-- BEGIN Entries shown --

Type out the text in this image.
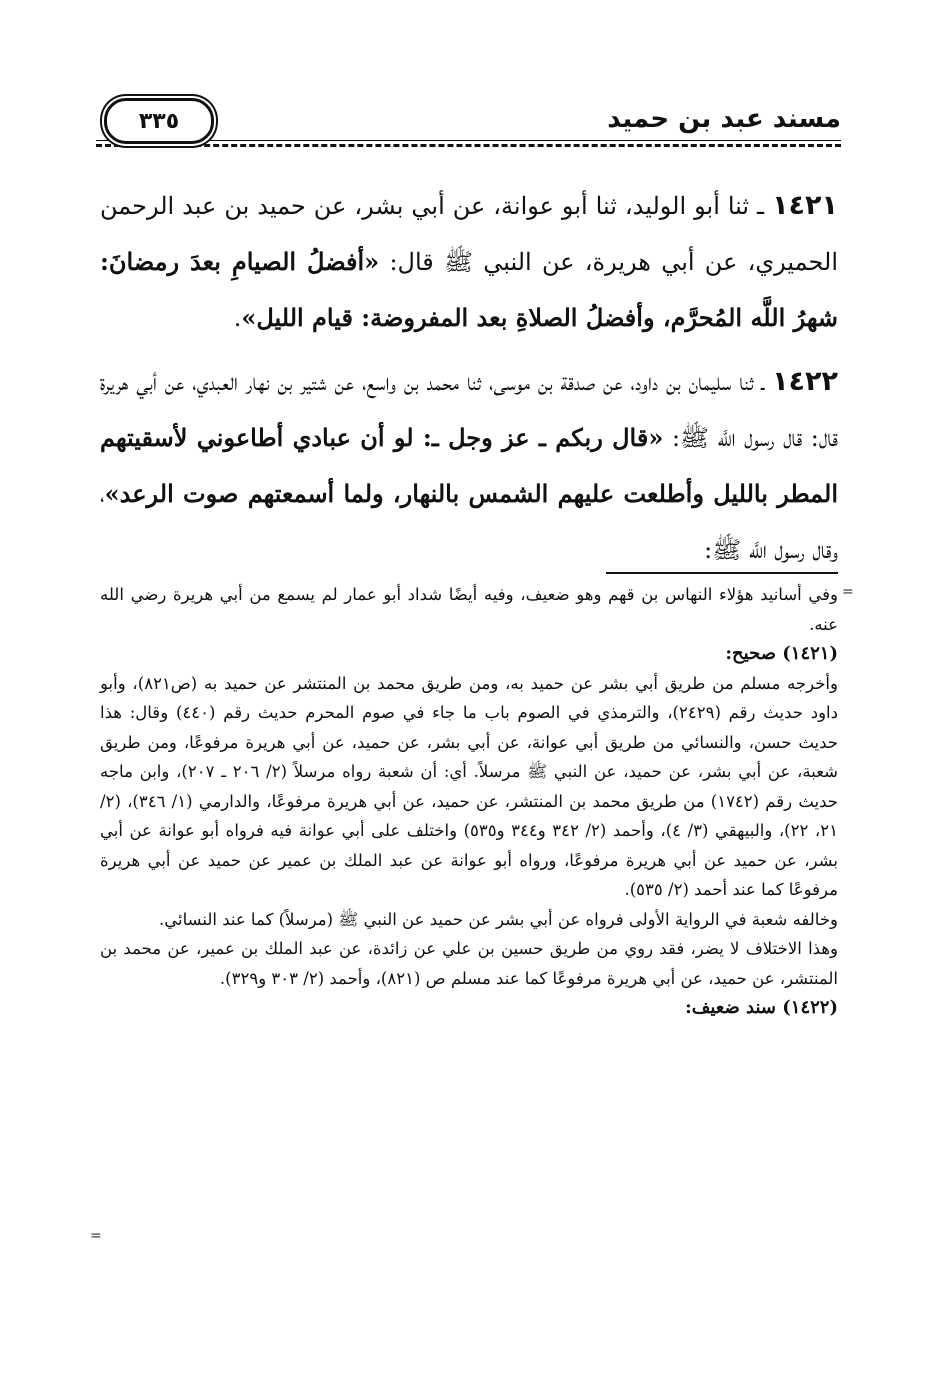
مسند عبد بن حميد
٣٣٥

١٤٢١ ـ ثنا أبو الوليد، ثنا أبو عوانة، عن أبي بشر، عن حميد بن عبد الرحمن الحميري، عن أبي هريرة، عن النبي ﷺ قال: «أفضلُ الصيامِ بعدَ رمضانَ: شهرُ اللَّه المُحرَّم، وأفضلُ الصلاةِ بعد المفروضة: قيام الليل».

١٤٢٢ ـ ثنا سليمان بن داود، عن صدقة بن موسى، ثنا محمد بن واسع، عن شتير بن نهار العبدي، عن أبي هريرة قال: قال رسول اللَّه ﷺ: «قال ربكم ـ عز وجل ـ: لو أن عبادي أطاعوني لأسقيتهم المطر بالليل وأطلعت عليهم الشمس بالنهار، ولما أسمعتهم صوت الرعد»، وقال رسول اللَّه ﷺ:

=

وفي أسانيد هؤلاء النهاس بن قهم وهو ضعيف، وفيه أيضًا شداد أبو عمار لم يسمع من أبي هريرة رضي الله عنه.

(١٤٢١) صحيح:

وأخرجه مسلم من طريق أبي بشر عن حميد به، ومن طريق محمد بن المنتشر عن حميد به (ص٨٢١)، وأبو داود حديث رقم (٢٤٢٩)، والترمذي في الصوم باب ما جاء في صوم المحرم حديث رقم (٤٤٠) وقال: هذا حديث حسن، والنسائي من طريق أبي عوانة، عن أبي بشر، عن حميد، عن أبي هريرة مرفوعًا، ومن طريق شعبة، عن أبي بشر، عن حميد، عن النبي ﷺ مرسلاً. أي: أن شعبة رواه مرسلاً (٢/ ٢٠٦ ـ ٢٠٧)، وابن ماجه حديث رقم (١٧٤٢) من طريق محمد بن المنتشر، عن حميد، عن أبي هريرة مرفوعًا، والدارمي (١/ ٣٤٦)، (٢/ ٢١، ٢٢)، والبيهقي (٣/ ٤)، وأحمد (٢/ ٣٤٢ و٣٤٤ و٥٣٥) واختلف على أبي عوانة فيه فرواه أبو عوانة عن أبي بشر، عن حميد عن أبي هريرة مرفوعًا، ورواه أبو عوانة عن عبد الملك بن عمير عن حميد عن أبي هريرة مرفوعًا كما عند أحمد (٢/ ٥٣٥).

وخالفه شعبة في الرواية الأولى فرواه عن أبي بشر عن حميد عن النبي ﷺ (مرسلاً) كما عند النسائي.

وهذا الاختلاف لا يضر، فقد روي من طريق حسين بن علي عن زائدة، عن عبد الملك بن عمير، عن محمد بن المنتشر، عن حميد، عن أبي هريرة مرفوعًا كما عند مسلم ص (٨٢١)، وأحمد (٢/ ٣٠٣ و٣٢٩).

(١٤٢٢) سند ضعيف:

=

-- END Entries shown --
-- BEGIN Entries shown --

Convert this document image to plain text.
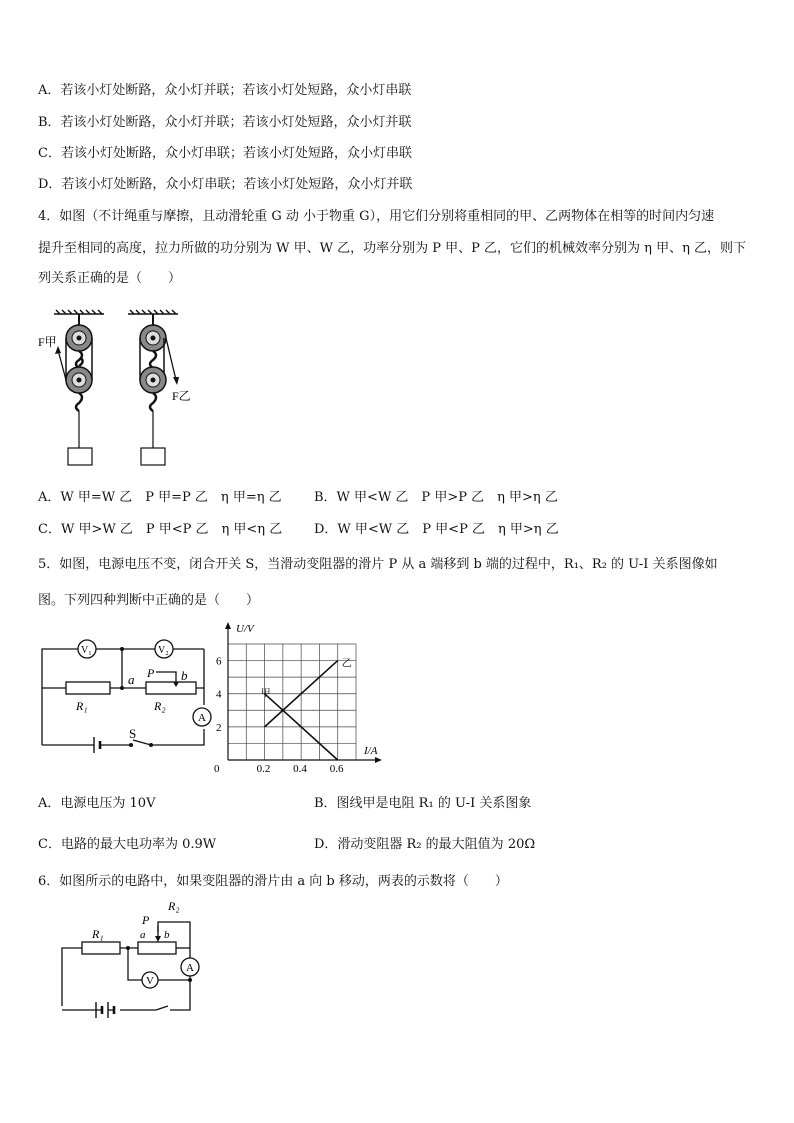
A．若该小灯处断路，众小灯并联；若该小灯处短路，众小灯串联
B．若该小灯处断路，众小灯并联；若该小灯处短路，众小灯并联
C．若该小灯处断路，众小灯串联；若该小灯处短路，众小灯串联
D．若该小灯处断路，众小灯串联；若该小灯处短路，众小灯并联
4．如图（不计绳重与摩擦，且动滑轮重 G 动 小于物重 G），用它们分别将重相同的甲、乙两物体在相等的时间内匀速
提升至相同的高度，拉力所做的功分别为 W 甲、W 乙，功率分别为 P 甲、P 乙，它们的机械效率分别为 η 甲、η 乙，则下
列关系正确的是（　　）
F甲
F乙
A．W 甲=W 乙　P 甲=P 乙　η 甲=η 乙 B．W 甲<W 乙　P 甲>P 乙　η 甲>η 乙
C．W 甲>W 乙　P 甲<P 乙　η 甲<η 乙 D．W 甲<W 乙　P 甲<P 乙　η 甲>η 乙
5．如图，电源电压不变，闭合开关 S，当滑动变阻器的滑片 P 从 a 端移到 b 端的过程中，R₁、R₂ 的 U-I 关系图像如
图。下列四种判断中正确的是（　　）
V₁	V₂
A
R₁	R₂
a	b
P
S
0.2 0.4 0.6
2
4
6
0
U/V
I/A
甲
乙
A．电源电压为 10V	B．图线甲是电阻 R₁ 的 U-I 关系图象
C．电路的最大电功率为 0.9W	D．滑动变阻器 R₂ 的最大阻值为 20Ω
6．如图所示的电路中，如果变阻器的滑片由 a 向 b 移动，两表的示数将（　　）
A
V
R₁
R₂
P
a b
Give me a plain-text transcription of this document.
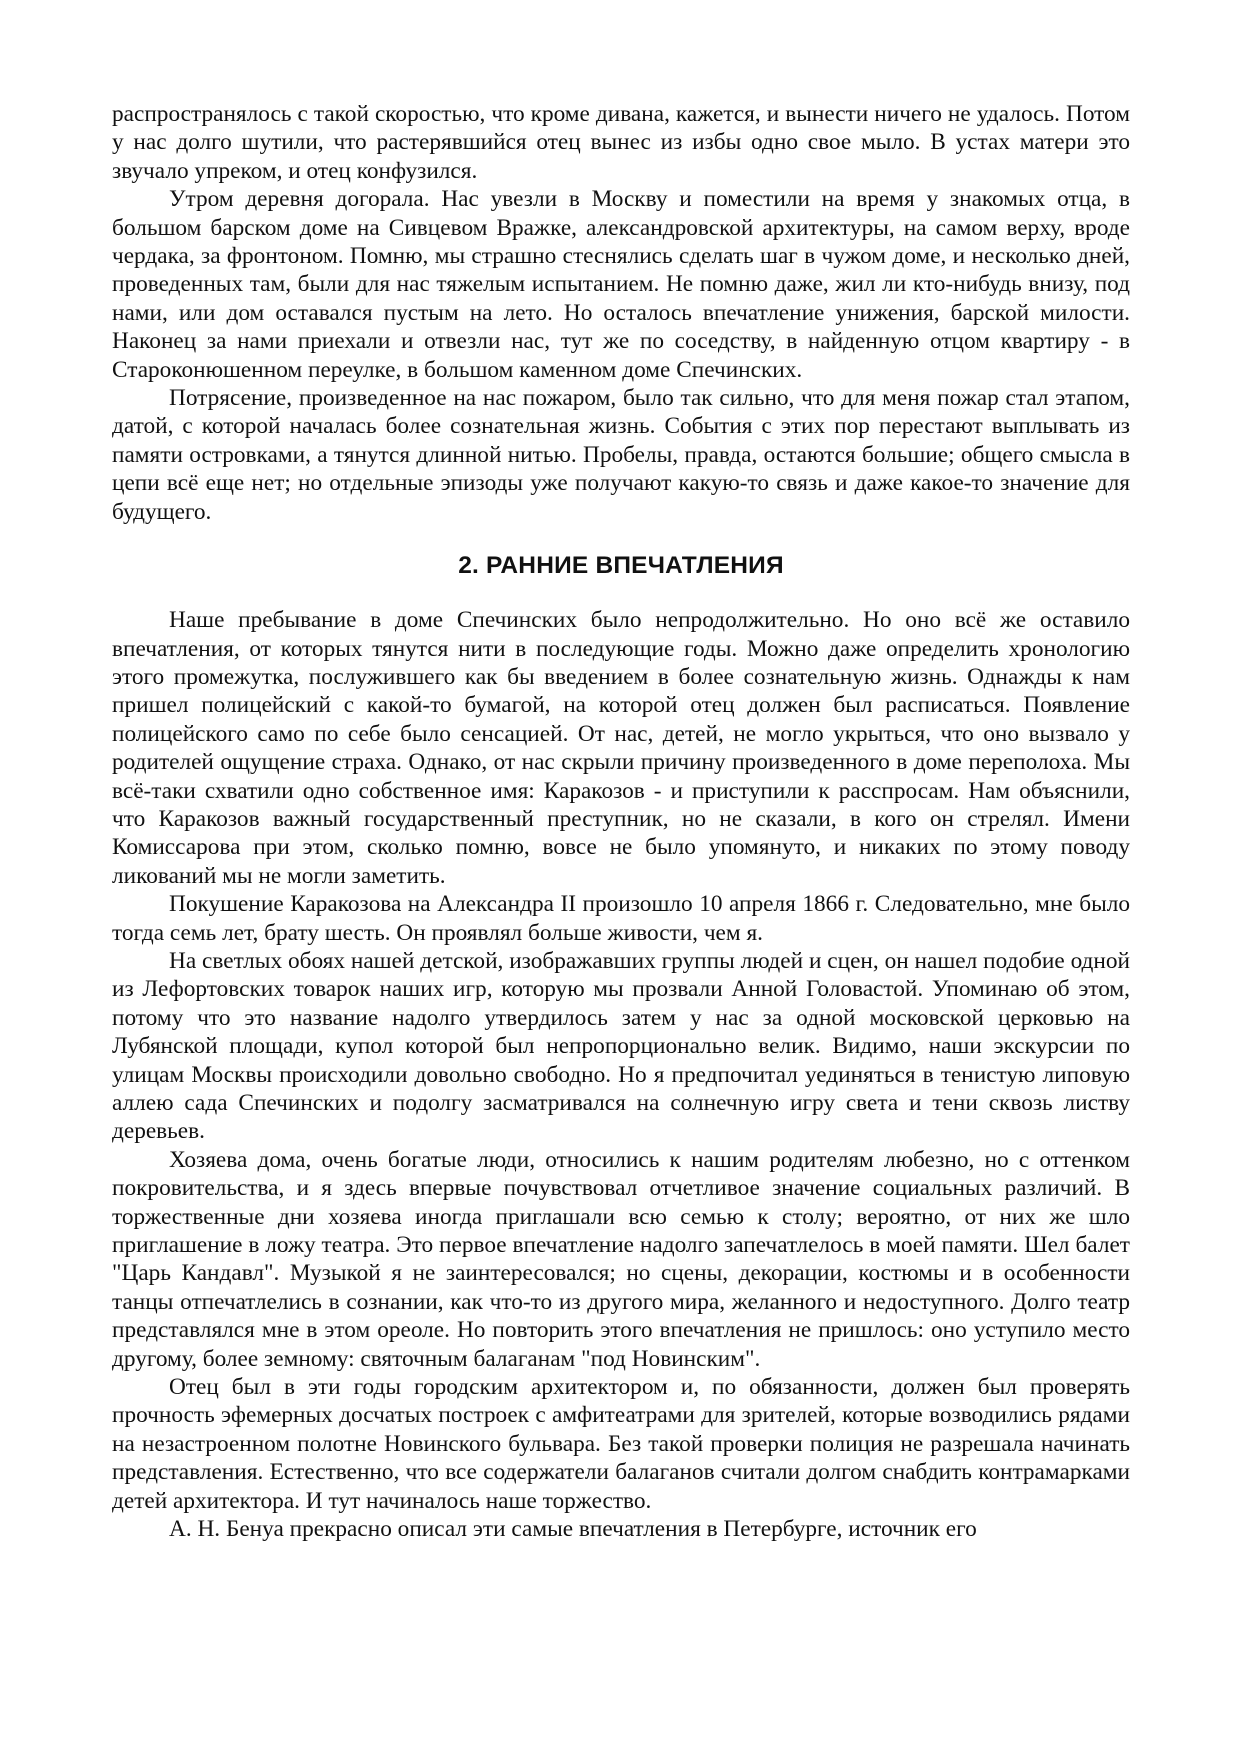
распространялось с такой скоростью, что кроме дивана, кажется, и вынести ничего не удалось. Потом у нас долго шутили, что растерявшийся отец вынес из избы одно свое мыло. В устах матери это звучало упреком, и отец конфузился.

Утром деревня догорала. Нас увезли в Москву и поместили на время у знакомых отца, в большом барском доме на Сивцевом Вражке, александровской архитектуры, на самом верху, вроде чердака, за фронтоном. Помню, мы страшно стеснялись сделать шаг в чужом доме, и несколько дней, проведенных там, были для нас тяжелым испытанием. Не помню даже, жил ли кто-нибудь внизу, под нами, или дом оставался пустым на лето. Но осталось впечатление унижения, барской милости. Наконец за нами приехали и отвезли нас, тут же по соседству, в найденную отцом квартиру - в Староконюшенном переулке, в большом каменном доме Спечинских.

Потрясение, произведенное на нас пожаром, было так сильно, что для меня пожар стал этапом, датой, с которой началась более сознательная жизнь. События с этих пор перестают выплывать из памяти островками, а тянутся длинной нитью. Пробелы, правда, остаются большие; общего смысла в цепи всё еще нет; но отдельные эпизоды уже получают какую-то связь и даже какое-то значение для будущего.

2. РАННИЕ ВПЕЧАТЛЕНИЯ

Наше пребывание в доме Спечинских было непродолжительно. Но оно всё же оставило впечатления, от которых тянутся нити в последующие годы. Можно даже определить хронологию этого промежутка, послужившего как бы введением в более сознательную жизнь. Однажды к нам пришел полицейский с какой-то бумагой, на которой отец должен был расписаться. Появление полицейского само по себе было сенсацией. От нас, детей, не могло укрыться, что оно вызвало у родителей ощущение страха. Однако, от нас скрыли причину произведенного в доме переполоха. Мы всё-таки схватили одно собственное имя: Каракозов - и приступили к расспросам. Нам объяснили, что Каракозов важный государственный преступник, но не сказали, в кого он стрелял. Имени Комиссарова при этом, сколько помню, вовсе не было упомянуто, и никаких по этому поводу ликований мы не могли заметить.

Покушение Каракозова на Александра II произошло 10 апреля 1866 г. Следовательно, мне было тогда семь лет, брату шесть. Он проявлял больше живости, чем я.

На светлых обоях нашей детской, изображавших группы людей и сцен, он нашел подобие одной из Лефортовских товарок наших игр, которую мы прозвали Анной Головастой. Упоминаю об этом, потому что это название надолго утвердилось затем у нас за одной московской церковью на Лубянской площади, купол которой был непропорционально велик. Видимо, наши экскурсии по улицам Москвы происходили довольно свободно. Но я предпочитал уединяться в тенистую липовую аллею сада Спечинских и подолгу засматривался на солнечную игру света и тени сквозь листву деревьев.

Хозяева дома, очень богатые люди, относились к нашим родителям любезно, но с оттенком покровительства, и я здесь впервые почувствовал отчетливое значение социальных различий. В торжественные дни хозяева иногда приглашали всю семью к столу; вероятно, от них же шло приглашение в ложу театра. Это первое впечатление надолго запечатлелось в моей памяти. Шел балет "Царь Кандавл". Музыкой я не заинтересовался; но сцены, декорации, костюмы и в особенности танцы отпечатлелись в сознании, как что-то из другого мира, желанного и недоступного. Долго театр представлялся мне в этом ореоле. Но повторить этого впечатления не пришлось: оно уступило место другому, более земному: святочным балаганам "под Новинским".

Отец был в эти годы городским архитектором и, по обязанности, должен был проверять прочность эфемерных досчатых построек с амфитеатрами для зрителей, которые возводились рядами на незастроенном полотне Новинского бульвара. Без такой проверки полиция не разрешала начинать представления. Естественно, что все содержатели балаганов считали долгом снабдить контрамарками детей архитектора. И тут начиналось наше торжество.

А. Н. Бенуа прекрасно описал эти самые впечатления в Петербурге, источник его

-- END Entries shown --

The request:
Copy out every line from the data above that has "若该小灯处短路" in it.

Problem solution:
A．若该小灯处断路，众小灯并联；若该小灯处短路，众小灯串联
B．若该小灯处断路，众小灯并联；若该小灯处短路，众小灯并联
C．若该小灯处断路，众小灯串联；若该小灯处短路，众小灯串联
D．若该小灯处断路，众小灯串联；若该小灯处短路，众小灯并联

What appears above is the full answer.